***** Rows
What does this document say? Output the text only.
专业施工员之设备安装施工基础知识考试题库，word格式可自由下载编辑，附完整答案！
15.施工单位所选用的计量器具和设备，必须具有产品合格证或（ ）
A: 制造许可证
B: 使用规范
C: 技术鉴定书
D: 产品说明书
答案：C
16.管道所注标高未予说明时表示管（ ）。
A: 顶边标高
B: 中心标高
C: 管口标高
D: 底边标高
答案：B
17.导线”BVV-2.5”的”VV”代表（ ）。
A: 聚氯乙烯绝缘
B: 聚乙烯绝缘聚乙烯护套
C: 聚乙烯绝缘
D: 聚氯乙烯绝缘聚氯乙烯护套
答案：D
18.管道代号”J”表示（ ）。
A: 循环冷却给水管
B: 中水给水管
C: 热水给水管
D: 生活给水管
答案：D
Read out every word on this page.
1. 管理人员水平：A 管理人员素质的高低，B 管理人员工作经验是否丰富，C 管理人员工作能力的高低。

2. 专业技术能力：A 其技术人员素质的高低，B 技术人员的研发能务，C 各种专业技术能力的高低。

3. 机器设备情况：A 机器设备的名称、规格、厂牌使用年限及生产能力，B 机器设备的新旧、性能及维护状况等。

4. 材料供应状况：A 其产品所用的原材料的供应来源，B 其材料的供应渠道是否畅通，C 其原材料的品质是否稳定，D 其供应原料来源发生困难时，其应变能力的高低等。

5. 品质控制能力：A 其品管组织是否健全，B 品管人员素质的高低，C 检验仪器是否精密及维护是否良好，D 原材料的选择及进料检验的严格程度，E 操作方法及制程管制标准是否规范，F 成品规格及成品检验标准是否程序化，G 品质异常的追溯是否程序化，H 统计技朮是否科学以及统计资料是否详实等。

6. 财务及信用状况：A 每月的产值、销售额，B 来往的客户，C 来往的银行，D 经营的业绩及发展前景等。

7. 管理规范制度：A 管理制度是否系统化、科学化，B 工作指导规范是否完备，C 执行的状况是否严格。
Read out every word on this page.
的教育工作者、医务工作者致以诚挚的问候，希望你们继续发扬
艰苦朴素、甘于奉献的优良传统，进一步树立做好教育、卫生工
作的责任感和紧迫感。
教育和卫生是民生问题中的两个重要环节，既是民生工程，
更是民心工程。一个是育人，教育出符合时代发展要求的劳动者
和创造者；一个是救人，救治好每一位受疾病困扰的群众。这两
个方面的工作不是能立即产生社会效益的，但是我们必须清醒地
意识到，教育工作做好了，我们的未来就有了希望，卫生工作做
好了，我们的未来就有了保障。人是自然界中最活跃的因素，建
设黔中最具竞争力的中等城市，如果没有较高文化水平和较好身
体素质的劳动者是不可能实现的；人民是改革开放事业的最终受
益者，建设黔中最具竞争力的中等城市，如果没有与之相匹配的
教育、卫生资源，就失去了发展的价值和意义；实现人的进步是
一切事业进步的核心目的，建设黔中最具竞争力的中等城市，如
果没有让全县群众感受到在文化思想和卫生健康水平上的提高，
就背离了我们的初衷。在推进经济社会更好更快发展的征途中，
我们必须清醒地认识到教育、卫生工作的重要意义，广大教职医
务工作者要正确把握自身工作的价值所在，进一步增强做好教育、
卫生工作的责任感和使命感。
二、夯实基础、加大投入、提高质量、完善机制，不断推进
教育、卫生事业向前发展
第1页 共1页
**********
▶ [Task to complete]: Search the listing above for the string "建设黔中最具竞争力的中等城市". Copy every line that contains it.

▶ [Completed exercise]:
益者，建设黔中最具竞争力的中等城市，如果没有与之相匹配的
一切事业进步的核心目的，建设黔中最具竞争力的中等城市，如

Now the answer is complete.